MATERIAL SUPPLIED:
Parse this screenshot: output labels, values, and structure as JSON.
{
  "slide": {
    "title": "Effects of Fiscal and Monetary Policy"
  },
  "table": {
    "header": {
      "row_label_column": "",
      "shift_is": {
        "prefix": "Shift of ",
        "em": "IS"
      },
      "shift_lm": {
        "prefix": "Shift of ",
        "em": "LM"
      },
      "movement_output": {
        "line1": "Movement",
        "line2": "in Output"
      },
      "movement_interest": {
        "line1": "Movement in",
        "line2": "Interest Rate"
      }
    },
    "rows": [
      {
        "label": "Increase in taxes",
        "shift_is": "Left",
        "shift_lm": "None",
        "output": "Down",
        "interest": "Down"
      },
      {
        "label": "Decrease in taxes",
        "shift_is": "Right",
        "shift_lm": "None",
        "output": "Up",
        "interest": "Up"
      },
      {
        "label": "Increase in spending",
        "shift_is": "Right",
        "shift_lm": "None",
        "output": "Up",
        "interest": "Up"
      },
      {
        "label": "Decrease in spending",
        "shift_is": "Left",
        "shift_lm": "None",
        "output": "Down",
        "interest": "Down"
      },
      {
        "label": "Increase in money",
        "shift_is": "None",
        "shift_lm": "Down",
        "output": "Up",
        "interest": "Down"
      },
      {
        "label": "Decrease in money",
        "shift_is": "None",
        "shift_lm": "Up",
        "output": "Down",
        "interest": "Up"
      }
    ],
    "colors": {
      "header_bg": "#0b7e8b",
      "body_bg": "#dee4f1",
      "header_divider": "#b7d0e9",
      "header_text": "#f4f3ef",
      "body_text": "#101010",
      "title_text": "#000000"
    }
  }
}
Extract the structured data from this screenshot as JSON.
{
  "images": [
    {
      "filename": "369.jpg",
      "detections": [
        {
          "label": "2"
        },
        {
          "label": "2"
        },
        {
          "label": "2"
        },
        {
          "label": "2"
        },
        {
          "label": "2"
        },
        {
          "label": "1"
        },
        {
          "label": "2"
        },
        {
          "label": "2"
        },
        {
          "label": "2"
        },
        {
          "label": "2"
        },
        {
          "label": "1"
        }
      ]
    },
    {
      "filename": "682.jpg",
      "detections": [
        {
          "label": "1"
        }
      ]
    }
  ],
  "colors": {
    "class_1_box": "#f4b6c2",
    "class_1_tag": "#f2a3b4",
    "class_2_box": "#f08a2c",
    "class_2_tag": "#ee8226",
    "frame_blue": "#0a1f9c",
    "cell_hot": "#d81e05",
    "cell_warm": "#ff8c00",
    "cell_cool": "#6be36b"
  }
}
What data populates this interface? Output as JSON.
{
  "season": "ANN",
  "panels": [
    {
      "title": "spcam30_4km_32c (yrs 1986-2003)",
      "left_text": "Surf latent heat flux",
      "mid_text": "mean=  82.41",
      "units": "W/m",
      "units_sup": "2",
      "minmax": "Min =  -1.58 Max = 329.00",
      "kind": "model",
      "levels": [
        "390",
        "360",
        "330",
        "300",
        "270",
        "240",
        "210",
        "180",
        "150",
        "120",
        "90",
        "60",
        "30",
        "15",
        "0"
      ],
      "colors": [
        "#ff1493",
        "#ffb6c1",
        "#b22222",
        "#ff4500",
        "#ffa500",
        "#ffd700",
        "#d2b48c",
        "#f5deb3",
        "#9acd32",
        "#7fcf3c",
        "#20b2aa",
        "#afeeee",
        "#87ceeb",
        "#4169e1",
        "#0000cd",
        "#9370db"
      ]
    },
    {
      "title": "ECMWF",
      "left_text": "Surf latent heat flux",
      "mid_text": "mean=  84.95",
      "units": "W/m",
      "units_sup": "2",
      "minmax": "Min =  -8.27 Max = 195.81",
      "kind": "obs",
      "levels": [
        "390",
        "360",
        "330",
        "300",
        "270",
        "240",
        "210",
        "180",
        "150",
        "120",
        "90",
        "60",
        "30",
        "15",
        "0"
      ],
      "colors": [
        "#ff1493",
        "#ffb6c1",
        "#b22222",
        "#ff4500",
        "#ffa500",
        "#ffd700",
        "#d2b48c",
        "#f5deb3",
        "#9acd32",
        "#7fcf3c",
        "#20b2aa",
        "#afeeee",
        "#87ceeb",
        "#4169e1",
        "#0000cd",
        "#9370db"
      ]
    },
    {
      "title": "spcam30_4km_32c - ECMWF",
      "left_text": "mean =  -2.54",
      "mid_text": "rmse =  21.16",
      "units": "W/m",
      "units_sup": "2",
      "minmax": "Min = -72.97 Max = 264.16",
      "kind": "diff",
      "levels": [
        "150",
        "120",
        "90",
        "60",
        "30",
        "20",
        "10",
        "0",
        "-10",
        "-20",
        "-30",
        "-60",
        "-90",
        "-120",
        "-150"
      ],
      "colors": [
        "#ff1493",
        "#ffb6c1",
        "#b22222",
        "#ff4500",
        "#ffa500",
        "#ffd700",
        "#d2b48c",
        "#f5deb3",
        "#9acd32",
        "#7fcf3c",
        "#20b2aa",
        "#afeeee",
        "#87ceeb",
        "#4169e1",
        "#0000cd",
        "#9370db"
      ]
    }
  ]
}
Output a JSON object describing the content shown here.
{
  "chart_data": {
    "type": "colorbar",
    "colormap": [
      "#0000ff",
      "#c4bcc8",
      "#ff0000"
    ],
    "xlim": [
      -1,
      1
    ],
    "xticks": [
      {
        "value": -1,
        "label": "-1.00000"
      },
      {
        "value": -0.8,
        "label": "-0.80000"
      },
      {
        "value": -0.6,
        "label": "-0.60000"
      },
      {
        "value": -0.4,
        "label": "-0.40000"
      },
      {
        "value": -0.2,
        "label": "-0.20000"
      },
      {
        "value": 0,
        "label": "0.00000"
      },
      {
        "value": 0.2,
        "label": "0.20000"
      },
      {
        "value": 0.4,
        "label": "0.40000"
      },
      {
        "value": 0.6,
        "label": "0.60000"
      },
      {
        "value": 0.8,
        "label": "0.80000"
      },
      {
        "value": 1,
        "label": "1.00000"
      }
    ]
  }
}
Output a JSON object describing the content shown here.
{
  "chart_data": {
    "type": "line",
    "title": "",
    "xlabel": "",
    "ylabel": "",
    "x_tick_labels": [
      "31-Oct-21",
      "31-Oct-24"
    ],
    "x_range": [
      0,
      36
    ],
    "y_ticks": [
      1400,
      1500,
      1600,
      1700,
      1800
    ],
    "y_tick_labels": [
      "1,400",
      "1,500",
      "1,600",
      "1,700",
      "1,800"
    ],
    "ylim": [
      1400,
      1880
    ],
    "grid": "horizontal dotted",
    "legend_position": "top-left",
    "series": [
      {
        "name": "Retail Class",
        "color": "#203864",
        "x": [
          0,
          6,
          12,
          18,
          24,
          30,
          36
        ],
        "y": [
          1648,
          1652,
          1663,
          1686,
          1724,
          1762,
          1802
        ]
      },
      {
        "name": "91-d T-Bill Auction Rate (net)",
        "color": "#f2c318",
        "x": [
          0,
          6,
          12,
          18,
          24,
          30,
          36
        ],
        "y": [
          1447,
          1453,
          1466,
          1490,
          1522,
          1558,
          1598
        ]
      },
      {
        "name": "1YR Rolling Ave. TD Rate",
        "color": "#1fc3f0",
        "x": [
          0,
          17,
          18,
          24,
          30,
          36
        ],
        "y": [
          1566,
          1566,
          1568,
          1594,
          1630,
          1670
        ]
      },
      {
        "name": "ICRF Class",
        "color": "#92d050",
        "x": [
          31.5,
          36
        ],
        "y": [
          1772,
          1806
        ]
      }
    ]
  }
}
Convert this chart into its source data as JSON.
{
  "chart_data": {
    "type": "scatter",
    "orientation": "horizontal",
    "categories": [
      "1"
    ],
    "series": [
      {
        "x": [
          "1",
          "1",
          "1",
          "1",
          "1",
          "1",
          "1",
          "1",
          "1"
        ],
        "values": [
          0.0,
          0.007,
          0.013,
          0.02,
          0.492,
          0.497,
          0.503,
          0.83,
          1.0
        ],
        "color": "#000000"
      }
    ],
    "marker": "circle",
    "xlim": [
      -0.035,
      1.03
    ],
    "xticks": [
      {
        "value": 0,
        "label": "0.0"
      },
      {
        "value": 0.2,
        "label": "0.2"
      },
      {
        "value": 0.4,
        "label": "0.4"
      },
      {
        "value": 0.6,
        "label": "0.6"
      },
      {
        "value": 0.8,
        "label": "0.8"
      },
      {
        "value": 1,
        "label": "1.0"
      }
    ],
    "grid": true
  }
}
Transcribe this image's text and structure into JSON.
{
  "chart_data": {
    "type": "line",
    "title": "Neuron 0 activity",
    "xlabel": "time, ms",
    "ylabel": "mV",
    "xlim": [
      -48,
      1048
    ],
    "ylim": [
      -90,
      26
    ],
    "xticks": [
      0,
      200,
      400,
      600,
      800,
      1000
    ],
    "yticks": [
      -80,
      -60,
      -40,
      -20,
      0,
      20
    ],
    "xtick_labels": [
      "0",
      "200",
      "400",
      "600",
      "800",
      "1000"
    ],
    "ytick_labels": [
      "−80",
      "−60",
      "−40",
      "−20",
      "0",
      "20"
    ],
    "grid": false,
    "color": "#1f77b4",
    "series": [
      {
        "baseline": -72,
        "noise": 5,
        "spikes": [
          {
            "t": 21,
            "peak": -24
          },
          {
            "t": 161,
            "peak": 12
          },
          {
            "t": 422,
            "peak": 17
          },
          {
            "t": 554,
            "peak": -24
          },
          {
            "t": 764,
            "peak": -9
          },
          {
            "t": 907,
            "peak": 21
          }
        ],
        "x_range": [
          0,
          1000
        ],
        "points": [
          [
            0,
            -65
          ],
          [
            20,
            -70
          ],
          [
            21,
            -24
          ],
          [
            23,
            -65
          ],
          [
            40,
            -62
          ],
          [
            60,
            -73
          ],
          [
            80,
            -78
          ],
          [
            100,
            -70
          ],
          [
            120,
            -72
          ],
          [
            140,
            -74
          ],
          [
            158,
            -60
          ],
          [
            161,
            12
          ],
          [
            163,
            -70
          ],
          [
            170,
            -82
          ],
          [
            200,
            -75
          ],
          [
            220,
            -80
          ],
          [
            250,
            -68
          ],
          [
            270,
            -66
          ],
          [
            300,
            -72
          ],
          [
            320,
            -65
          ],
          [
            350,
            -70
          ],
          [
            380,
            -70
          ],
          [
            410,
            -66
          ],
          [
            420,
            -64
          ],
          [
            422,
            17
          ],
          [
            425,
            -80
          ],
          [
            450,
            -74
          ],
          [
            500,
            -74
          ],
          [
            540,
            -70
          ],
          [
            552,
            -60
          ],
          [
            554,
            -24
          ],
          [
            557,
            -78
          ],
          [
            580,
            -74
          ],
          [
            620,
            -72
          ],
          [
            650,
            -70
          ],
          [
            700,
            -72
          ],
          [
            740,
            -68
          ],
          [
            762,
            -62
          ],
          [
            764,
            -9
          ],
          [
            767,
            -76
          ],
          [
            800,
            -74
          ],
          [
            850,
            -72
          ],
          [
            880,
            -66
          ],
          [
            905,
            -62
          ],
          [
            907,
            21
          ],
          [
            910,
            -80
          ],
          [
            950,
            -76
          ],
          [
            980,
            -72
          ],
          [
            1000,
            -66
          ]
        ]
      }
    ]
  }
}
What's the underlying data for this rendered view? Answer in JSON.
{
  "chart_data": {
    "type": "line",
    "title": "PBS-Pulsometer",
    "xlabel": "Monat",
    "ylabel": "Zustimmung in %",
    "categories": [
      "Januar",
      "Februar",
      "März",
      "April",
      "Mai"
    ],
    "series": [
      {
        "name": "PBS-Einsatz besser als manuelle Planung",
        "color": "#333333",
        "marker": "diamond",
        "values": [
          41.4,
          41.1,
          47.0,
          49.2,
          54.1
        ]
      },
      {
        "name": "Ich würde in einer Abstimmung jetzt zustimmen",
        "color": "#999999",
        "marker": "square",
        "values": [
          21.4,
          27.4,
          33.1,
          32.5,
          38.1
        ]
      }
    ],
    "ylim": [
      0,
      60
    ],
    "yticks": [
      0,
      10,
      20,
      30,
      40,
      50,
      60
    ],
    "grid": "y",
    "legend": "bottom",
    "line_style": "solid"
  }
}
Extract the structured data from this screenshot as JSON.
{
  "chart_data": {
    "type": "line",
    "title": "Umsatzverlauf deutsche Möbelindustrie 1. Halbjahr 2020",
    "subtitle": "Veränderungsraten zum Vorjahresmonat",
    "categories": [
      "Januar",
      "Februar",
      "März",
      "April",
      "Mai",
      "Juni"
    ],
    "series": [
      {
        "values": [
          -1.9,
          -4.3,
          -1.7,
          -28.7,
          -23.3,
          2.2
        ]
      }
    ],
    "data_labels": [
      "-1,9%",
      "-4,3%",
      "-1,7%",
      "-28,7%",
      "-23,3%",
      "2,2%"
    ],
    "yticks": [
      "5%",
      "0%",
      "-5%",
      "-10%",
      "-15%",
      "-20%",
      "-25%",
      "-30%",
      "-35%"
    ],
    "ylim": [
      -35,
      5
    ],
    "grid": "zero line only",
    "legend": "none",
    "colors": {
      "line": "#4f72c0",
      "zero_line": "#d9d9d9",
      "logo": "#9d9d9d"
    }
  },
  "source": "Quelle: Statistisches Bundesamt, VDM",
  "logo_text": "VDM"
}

EXERCISE TASK:
Look through the entries and find each line that has the string "this". Copy those lines.

THE REPLY:
Parse this screenshot: output labels, values, and structure as JSON.
Extract the structured data from this screenshot as JSON.
What data populates this interface? Output as JSON.
Convert this chart into its source data as JSON.
Transcribe this image's text and structure into JSON.
What's the underlying data for this rendered view? Answer in JSON.
Extract the structured data from this screenshot as JSON.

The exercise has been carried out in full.